### [GIVEN PROBLEM]
Set down, in full, every record in the block.

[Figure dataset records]
▼▼▼
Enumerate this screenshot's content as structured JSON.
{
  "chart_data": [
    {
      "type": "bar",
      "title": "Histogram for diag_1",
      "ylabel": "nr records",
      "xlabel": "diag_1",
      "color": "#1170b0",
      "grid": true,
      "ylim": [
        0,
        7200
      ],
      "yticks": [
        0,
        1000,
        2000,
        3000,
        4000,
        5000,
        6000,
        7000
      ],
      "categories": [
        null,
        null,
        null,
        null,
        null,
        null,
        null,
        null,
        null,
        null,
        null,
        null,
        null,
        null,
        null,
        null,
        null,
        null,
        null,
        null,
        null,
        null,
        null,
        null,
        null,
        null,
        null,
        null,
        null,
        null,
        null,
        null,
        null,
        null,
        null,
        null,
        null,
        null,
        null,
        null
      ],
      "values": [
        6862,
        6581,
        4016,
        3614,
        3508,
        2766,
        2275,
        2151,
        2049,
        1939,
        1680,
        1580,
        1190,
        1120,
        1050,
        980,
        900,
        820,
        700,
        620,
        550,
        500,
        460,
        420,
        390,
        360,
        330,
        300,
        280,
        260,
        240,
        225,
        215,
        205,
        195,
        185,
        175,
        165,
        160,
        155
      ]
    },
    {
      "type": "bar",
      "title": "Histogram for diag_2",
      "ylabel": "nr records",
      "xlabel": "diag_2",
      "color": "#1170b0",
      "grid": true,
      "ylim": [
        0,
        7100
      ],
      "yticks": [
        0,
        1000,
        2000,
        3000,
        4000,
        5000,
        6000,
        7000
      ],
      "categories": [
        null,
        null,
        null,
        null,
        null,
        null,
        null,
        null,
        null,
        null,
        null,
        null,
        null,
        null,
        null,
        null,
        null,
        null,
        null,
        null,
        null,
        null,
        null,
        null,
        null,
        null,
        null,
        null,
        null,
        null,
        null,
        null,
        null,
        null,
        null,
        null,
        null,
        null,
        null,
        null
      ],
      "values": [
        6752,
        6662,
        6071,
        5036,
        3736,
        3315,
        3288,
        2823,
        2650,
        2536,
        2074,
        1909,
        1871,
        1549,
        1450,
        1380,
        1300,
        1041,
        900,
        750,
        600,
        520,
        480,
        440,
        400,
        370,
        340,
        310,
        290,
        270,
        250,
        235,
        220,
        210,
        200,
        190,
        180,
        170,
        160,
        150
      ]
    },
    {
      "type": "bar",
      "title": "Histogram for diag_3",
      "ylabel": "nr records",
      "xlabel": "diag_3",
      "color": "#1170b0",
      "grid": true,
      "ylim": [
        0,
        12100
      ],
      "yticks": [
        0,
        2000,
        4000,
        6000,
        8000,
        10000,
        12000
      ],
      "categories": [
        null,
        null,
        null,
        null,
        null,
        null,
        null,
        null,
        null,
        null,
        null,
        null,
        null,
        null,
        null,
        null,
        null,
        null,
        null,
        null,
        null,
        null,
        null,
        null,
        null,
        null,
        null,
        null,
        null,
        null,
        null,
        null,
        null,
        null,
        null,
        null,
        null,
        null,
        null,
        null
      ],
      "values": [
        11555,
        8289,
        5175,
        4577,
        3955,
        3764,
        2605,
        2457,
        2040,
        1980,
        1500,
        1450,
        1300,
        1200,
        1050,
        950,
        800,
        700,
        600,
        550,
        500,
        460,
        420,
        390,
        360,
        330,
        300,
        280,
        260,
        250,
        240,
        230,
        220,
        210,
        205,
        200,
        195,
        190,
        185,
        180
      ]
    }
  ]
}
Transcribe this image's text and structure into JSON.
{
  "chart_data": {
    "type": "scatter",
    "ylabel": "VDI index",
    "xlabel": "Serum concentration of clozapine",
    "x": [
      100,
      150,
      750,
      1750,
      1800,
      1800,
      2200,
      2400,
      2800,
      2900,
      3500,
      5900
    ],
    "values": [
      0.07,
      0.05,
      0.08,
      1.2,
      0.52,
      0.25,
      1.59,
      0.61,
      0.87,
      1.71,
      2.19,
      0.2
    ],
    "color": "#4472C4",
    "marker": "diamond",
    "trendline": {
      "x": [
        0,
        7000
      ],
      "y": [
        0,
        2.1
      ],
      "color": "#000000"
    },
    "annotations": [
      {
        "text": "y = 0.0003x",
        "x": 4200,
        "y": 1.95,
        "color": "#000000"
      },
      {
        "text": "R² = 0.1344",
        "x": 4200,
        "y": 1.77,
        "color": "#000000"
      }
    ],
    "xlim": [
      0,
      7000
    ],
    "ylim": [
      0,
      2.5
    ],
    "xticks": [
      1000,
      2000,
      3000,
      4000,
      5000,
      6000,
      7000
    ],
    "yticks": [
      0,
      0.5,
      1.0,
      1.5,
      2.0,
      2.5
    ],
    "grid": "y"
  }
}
▲▲▲
### [CORRECT OUTPUT]
Enumerate this screenshot's content as structured JSON.
{
  "chart_data": [
    {
      "type": "bar",
      "title": "Histogram for diag_1",
      "ylabel": "nr records",
      "xlabel": "diag_1",
      "color": "#1170b0",
      "grid": true,
      "ylim": [
        0,
        7200
      ],
      "yticks": [
        0,
        1000,
        2000,
        3000,
        4000,
        5000,
        6000,
        7000
      ],
      "categories": [
        null,
        null,
        null,
        null,
        null,
        null,
        null,
        null,
        null,
        null,
        null,
        null,
        null,
        null,
        null,
        null,
        null,
        null,
        null,
        null,
        null,
        null,
        null,
        null,
        null,
        null,
        null,
        null,
        null,
        null,
        null,
        null,
        null,
        null,
        null,
        null,
        null,
        null,
        null,
        null
      ],
      "values": [
        6862,
        6581,
        4016,
        3614,
        3508,
        2766,
        2275,
        2151,
        2049,
        1939,
        1680,
        1580,
        1190,
        1120,
        1050,
        980,
        900,
        820,
        700,
        620,
        550,
        500,
        460,
        420,
        390,
        360,
        330,
        300,
        280,
        260,
        240,
        225,
        215,
        205,
        195,
        185,
        175,
        165,
        160,
        155
      ]
    },
    {
      "type": "bar",
      "title": "Histogram for diag_2",
      "ylabel": "nr records",
      "xlabel": "diag_2",
      "color": "#1170b0",
      "grid": true,
      "ylim": [
        0,
        7100
      ],
      "yticks": [
        0,
        1000,
        2000,
        3000,
        4000,
        5000,
        6000,
        7000
      ],
      "categories": [
        null,
        null,
        null,
        null,
        null,
        null,
        null,
        null,
        null,
        null,
        null,
        null,
        null,
        null,
        null,
        null,
        null,
        null,
        null,
        null,
        null,
        null,
        null,
        null,
        null,
        null,
        null,
        null,
        null,
        null,
        null,
        null,
        null,
        null,
        null,
        null,
        null,
        null,
        null,
        null
      ],
      "values": [
        6752,
        6662,
        6071,
        5036,
        3736,
        3315,
        3288,
        2823,
        2650,
        2536,
        2074,
        1909,
        1871,
        1549,
        1450,
        1380,
        1300,
        1041,
        900,
        750,
        600,
        520,
        480,
        440,
        400,
        370,
        340,
        310,
        290,
        270,
        250,
        235,
        220,
        210,
        200,
        190,
        180,
        170,
        160,
        150
      ]
    },
    {
      "type": "bar",
      "title": "Histogram for diag_3",
      "ylabel": "nr records",
      "xlabel": "diag_3",
      "color": "#1170b0",
      "grid": true,
      "ylim": [
        0,
        12100
      ],
      "yticks": [
        0,
        2000,
        4000,
        6000,
        8000,
        10000,
        12000
      ],
      "categories": [
        null,
        null,
        null,
        null,
        null,
        null,
        null,
        null,
        null,
        null,
        null,
        null,
        null,
        null,
        null,
        null,
        null,
        null,
        null,
        null,
        null,
        null,
        null,
        null,
        null,
        null,
        null,
        null,
        null,
        null,
        null,
        null,
        null,
        null,
        null,
        null,
        null,
        null,
        null,
        null
      ],
      "values": [
        11555,
        8289,
        5175,
        4577,
        3955,
        3764,
        2605,
        2457,
        2040,
        1980,
        1500,
        1450,
        1300,
        1200,
        1050,
        950,
        800,
        700,
        600,
        550,
        500,
        460,
        420,
        390,
        360,
        330,
        300,
        280,
        260,
        250,
        240,
        230,
        220,
        210,
        205,
        200,
        195,
        190,
        185,
        180
      ]
    }
  ]
}
Transcribe this image's text and structure into JSON.
{
  "chart_data": {
    "type": "scatter",
    "ylabel": "VDI index",
    "xlabel": "Serum concentration of clozapine",
    "x": [
      100,
      150,
      750,
      1750,
      1800,
      1800,
      2200,
      2400,
      2800,
      2900,
      3500,
      5900
    ],
    "values": [
      0.07,
      0.05,
      0.08,
      1.2,
      0.52,
      0.25,
      1.59,
      0.61,
      0.87,
      1.71,
      2.19,
      0.2
    ],
    "color": "#4472C4",
    "marker": "diamond",
    "trendline": {
      "x": [
        0,
        7000
      ],
      "y": [
        0,
        2.1
      ],
      "color": "#000000"
    },
    "annotations": [
      {
        "text": "y = 0.0003x",
        "x": 4200,
        "y": 1.95,
        "color": "#000000"
      },
      {
        "text": "R² = 0.1344",
        "x": 4200,
        "y": 1.77,
        "color": "#000000"
      }
    ],
    "xlim": [
      0,
      7000
    ],
    "ylim": [
      0,
      2.5
    ],
    "xticks": [
      1000,
      2000,
      3000,
      4000,
      5000,
      6000,
      7000
    ],
    "yticks": [
      0,
      0.5,
      1.0,
      1.5,
      2.0,
      2.5
    ],
    "grid": "y"
  }
}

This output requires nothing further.